● **What to produce**
Rewrite each of the rows below with "image" changed to "screenshot" and everything else unchanged, leaving out the pictures.

● **Given data**
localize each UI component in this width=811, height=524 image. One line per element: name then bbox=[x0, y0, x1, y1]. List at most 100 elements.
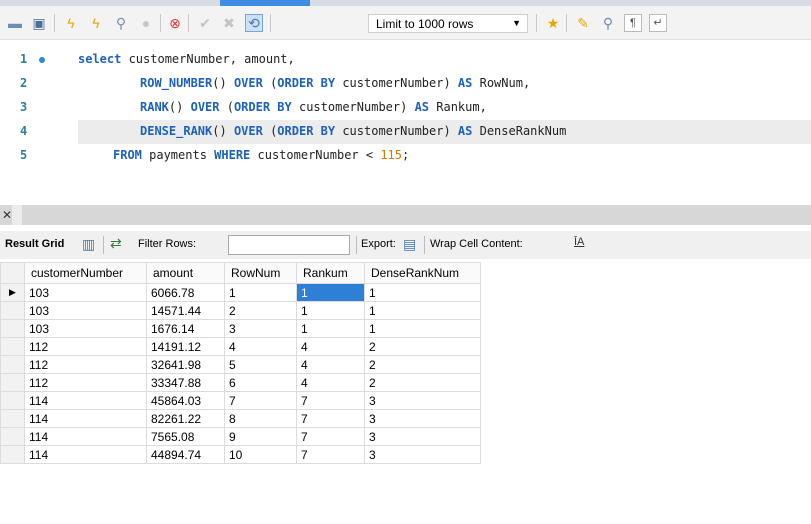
table-cell[interactable]: 8 bbox=[224, 409, 297, 428]
table-cell[interactable]: 114 bbox=[24, 409, 147, 428]
table-cell[interactable]: 1 bbox=[364, 319, 481, 338]
table-cell[interactable]: 7565.08 bbox=[146, 427, 225, 446]
table-row[interactable]: 114 7565.08 9 7 3 bbox=[0, 427, 481, 446]
table-row[interactable]: 114 82261.22 8 7 3 bbox=[0, 409, 481, 428]
table-cell[interactable]: 2 bbox=[364, 373, 481, 392]
execute-current-icon[interactable]: ϟ bbox=[87, 14, 105, 32]
invisible-chars-icon[interactable]: ¶ bbox=[624, 14, 642, 32]
row-gutter[interactable] bbox=[0, 319, 25, 338]
column-header[interactable]: RowNum bbox=[224, 262, 297, 284]
table-cell[interactable]: 7 bbox=[296, 409, 365, 428]
table-row[interactable]: ▶ 103 6066.78 1 1 1 bbox=[0, 283, 481, 302]
row-gutter[interactable] bbox=[0, 445, 25, 464]
table-cell[interactable]: 3 bbox=[364, 391, 481, 410]
current-row-pointer-icon[interactable]: ▶ bbox=[0, 283, 25, 302]
table-cell[interactable]: 114 bbox=[24, 427, 147, 446]
table-cell[interactable]: 7 bbox=[296, 445, 365, 464]
output-panel-splitter[interactable]: ✕ bbox=[0, 205, 811, 225]
toggle-error-icon[interactable]: ⊗ bbox=[166, 14, 184, 32]
table-cell[interactable]: 32641.98 bbox=[146, 355, 225, 374]
find-icon[interactable]: ⚲ bbox=[599, 14, 617, 32]
table-row[interactable]: 103 14571.44 2 1 1 bbox=[0, 301, 481, 320]
table-cell[interactable]: 3 bbox=[364, 445, 481, 464]
table-cell[interactable]: 1676.14 bbox=[146, 319, 225, 338]
table-cell[interactable]: 112 bbox=[24, 337, 147, 356]
row-gutter[interactable] bbox=[0, 391, 25, 410]
column-header[interactable]: DenseRankNum bbox=[364, 262, 481, 284]
table-cell[interactable]: 3 bbox=[224, 319, 297, 338]
result-grid[interactable]: customerNumber amount RowNum Rankum Dens… bbox=[0, 262, 481, 464]
column-header[interactable]: customerNumber bbox=[24, 262, 147, 284]
result-grid-label[interactable]: Result Grid bbox=[5, 238, 64, 250]
autocommit-icon[interactable]: ⟲ bbox=[245, 14, 263, 32]
table-row[interactable]: 103 1676.14 3 1 1 bbox=[0, 319, 481, 338]
table-cell[interactable]: 4 bbox=[224, 337, 297, 356]
table-row[interactable]: 112 33347.88 6 4 2 bbox=[0, 373, 481, 392]
row-gutter[interactable] bbox=[0, 427, 25, 446]
table-cell[interactable]: 6066.78 bbox=[146, 283, 225, 302]
explain-icon[interactable]: ⚲ bbox=[112, 14, 130, 32]
table-cell[interactable]: 3 bbox=[364, 409, 481, 428]
table-cell[interactable]: 2 bbox=[224, 301, 297, 320]
table-cell[interactable]: 33347.88 bbox=[146, 373, 225, 392]
table-row[interactable]: 112 32641.98 5 4 2 bbox=[0, 355, 481, 374]
row-gutter[interactable] bbox=[0, 373, 25, 392]
table-cell[interactable]: 114 bbox=[24, 445, 147, 464]
refresh-icon[interactable]: ⇄ bbox=[110, 235, 122, 252]
table-cell[interactable]: 1 bbox=[364, 283, 481, 302]
table-cell[interactable]: 7 bbox=[296, 391, 365, 410]
table-cell[interactable]: 112 bbox=[24, 355, 147, 374]
row-limit-select[interactable]: Limit to 1000 rows ▼ bbox=[368, 14, 528, 33]
wrap-icon[interactable]: ↵ bbox=[649, 14, 667, 32]
table-cell[interactable]: 10 bbox=[224, 445, 297, 464]
table-cell[interactable]: 103 bbox=[24, 319, 147, 338]
execute-icon[interactable]: ϟ bbox=[62, 14, 80, 32]
table-cell[interactable]: 4 bbox=[296, 355, 365, 374]
table-cell[interactable]: 1 bbox=[296, 283, 365, 302]
table-cell[interactable]: 1 bbox=[364, 301, 481, 320]
export-icon[interactable]: ▤ bbox=[403, 236, 416, 253]
table-cell[interactable]: 4 bbox=[296, 373, 365, 392]
table-cell[interactable]: 44894.74 bbox=[146, 445, 225, 464]
table-cell[interactable]: 9 bbox=[224, 427, 297, 446]
row-gutter[interactable] bbox=[0, 409, 25, 428]
bookmark-icon[interactable]: ★ bbox=[544, 14, 562, 32]
table-cell[interactable]: 7 bbox=[296, 427, 365, 446]
table-cell[interactable]: 103 bbox=[24, 283, 147, 302]
result-tab[interactable] bbox=[12, 205, 22, 225]
commit-icon[interactable]: ✔ bbox=[196, 14, 214, 32]
table-cell[interactable]: 2 bbox=[364, 337, 481, 356]
beautify-icon[interactable]: ✎ bbox=[574, 14, 592, 32]
table-row[interactable]: 114 44894.74 10 7 3 bbox=[0, 445, 481, 464]
table-cell[interactable]: 103 bbox=[24, 301, 147, 320]
grid-view-icon[interactable]: ▥ bbox=[82, 236, 95, 253]
table-cell[interactable]: 3 bbox=[364, 427, 481, 446]
table-cell[interactable]: 2 bbox=[364, 355, 481, 374]
table-cell[interactable]: 82261.22 bbox=[146, 409, 225, 428]
table-cell[interactable]: 1 bbox=[296, 319, 365, 338]
close-icon[interactable]: ✕ bbox=[2, 208, 12, 222]
table-cell[interactable]: 6 bbox=[224, 373, 297, 392]
table-row[interactable]: 112 14191.12 4 4 2 bbox=[0, 337, 481, 356]
table-cell[interactable]: 7 bbox=[224, 391, 297, 410]
table-cell[interactable]: 1 bbox=[224, 283, 297, 302]
row-gutter[interactable] bbox=[0, 355, 25, 374]
table-cell[interactable]: 114 bbox=[24, 391, 147, 410]
table-cell[interactable]: 14571.44 bbox=[146, 301, 225, 320]
rollback-icon[interactable]: ✖ bbox=[220, 14, 238, 32]
table-cell[interactable]: 5 bbox=[224, 355, 297, 374]
wrap-cell-icon[interactable]: ĪA bbox=[574, 236, 584, 248]
column-header[interactable]: amount bbox=[146, 262, 225, 284]
column-header[interactable]: Rankum bbox=[296, 262, 365, 284]
table-cell[interactable]: 1 bbox=[296, 301, 365, 320]
table-row[interactable]: 114 45864.03 7 7 3 bbox=[0, 391, 481, 410]
stop-icon[interactable]: ● bbox=[137, 14, 155, 32]
table-cell[interactable]: 4 bbox=[296, 337, 365, 356]
row-gutter[interactable] bbox=[0, 301, 25, 320]
table-cell[interactable]: 14191.12 bbox=[146, 337, 225, 356]
sql-editor[interactable]: 1 select customerNumber, amount, 2 ROW_N… bbox=[0, 40, 811, 190]
open-folder-icon[interactable]: ▬ bbox=[6, 14, 24, 32]
save-icon[interactable]: ▣ bbox=[30, 14, 48, 32]
table-cell[interactable]: 45864.03 bbox=[146, 391, 225, 410]
table-cell[interactable]: 112 bbox=[24, 373, 147, 392]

● **Complete answer**
localize each UI component in this width=811, height=524 screenshot. One line per element: name then bbox=[x0, y0, x1, y1]. List at most 100 elements.
table-cell[interactable]: 8 bbox=[224, 409, 297, 428]
table-cell[interactable]: 114 bbox=[24, 409, 147, 428]
table-cell[interactable]: 1 bbox=[364, 319, 481, 338]
table-cell[interactable]: 7565.08 bbox=[146, 427, 225, 446]
table-row[interactable]: 114 7565.08 9 7 3 bbox=[0, 427, 481, 446]
table-row[interactable]: 114 82261.22 8 7 3 bbox=[0, 409, 481, 428]
table-cell[interactable]: 2 bbox=[364, 373, 481, 392]
execute-current-icon[interactable]: ϟ bbox=[87, 14, 105, 32]
invisible-chars-icon[interactable]: ¶ bbox=[624, 14, 642, 32]
row-gutter[interactable] bbox=[0, 319, 25, 338]
column-header[interactable]: RowNum bbox=[224, 262, 297, 284]
table-cell[interactable]: 7 bbox=[296, 409, 365, 428]
table-row[interactable]: ▶ 103 6066.78 1 1 1 bbox=[0, 283, 481, 302]
row-gutter[interactable] bbox=[0, 445, 25, 464]
table-cell[interactable]: 3 bbox=[364, 391, 481, 410]
current-row-pointer-icon[interactable]: ▶ bbox=[0, 283, 25, 302]
table-cell[interactable]: 114 bbox=[24, 427, 147, 446]
table-cell[interactable]: 7 bbox=[296, 445, 365, 464]
output-panel-splitter[interactable]: ✕ bbox=[0, 205, 811, 225]
toggle-error-icon[interactable]: ⊗ bbox=[166, 14, 184, 32]
table-cell[interactable]: 32641.98 bbox=[146, 355, 225, 374]
find-icon[interactable]: ⚲ bbox=[599, 14, 617, 32]
table-row[interactable]: 103 14571.44 2 1 1 bbox=[0, 301, 481, 320]
table-cell[interactable]: 3 bbox=[364, 445, 481, 464]
table-cell[interactable]: 1676.14 bbox=[146, 319, 225, 338]
table-cell[interactable]: 112 bbox=[24, 337, 147, 356]
row-gutter[interactable] bbox=[0, 391, 25, 410]
column-header[interactable]: DenseRankNum bbox=[364, 262, 481, 284]
table-cell[interactable]: 3 bbox=[224, 319, 297, 338]
result-grid[interactable]: customerNumber amount RowNum Rankum Dens… bbox=[0, 262, 481, 464]
column-header[interactable]: customerNumber bbox=[24, 262, 147, 284]
result-grid-label[interactable]: Result Grid bbox=[5, 238, 64, 250]
autocommit-icon[interactable]: ⟲ bbox=[245, 14, 263, 32]
table-row[interactable]: 103 1676.14 3 1 1 bbox=[0, 319, 481, 338]
table-cell[interactable]: 4 bbox=[224, 337, 297, 356]
table-row[interactable]: 112 33347.88 6 4 2 bbox=[0, 373, 481, 392]
row-gutter[interactable] bbox=[0, 427, 25, 446]
table-cell[interactable]: 6066.78 bbox=[146, 283, 225, 302]
explain-icon[interactable]: ⚲ bbox=[112, 14, 130, 32]
table-cell[interactable]: 3 bbox=[364, 409, 481, 428]
table-cell[interactable]: 2 bbox=[224, 301, 297, 320]
table-cell[interactable]: 33347.88 bbox=[146, 373, 225, 392]
table-row[interactable]: 112 32641.98 5 4 2 bbox=[0, 355, 481, 374]
row-gutter[interactable] bbox=[0, 373, 25, 392]
table-cell[interactable]: 114 bbox=[24, 445, 147, 464]
refresh-icon[interactable]: ⇄ bbox=[110, 235, 122, 252]
table-cell[interactable]: 1 bbox=[364, 283, 481, 302]
table-cell[interactable]: 7 bbox=[296, 391, 365, 410]
table-cell[interactable]: 112 bbox=[24, 355, 147, 374]
row-limit-select[interactable]: Limit to 1000 rows ▼ bbox=[368, 14, 528, 33]
wrap-icon[interactable]: ↵ bbox=[649, 14, 667, 32]
table-cell[interactable]: 10 bbox=[224, 445, 297, 464]
table-cell[interactable]: 103 bbox=[24, 319, 147, 338]
execute-icon[interactable]: ϟ bbox=[62, 14, 80, 32]
table-cell[interactable]: 4 bbox=[296, 355, 365, 374]
table-cell[interactable]: 1 bbox=[296, 283, 365, 302]
table-cell[interactable]: 1 bbox=[364, 301, 481, 320]
export-icon[interactable]: ▤ bbox=[403, 236, 416, 253]
table-cell[interactable]: 4 bbox=[296, 373, 365, 392]
table-cell[interactable]: 44894.74 bbox=[146, 445, 225, 464]
table-cell[interactable]: 9 bbox=[224, 427, 297, 446]
row-gutter[interactable] bbox=[0, 409, 25, 428]
bookmark-icon[interactable]: ★ bbox=[544, 14, 562, 32]
table-cell[interactable]: 7 bbox=[296, 427, 365, 446]
table-cell[interactable]: 103 bbox=[24, 283, 147, 302]
result-tab[interactable] bbox=[12, 205, 22, 225]
commit-icon[interactable]: ✔ bbox=[196, 14, 214, 32]
table-cell[interactable]: 2 bbox=[364, 337, 481, 356]
beautify-icon[interactable]: ✎ bbox=[574, 14, 592, 32]
table-row[interactable]: 114 44894.74 10 7 3 bbox=[0, 445, 481, 464]
table-cell[interactable]: 103 bbox=[24, 301, 147, 320]
grid-view-icon[interactable]: ▥ bbox=[82, 236, 95, 253]
table-cell[interactable]: 3 bbox=[364, 427, 481, 446]
table-cell[interactable]: 2 bbox=[364, 355, 481, 374]
table-cell[interactable]: 82261.22 bbox=[146, 409, 225, 428]
table-cell[interactable]: 1 bbox=[296, 319, 365, 338]
close-icon[interactable]: ✕ bbox=[2, 208, 12, 222]
table-cell[interactable]: 6 bbox=[224, 373, 297, 392]
table-row[interactable]: 112 14191.12 4 4 2 bbox=[0, 337, 481, 356]
table-cell[interactable]: 7 bbox=[224, 391, 297, 410]
table-cell[interactable]: 1 bbox=[224, 283, 297, 302]
row-gutter[interactable] bbox=[0, 355, 25, 374]
table-cell[interactable]: 114 bbox=[24, 391, 147, 410]
table-cell[interactable]: 14571.44 bbox=[146, 301, 225, 320]
rollback-icon[interactable]: ✖ bbox=[220, 14, 238, 32]
table-cell[interactable]: 5 bbox=[224, 355, 297, 374]
wrap-cell-icon[interactable]: ĪA bbox=[574, 236, 584, 248]
column-header[interactable]: amount bbox=[146, 262, 225, 284]
column-header[interactable]: Rankum bbox=[296, 262, 365, 284]
table-cell[interactable]: 1 bbox=[296, 301, 365, 320]
table-row[interactable]: 114 45864.03 7 7 3 bbox=[0, 391, 481, 410]
stop-icon[interactable]: ● bbox=[137, 14, 155, 32]
table-cell[interactable]: 4 bbox=[296, 337, 365, 356]
row-gutter[interactable] bbox=[0, 301, 25, 320]
table-cell[interactable]: 14191.12 bbox=[146, 337, 225, 356]
sql-editor[interactable]: 1 select customerNumber, amount, 2 ROW_N… bbox=[0, 40, 811, 190]
open-folder-icon[interactable]: ▬ bbox=[6, 14, 24, 32]
save-icon[interactable]: ▣ bbox=[30, 14, 48, 32]
table-cell[interactable]: 45864.03 bbox=[146, 391, 225, 410]
table-cell[interactable]: 112 bbox=[24, 373, 147, 392]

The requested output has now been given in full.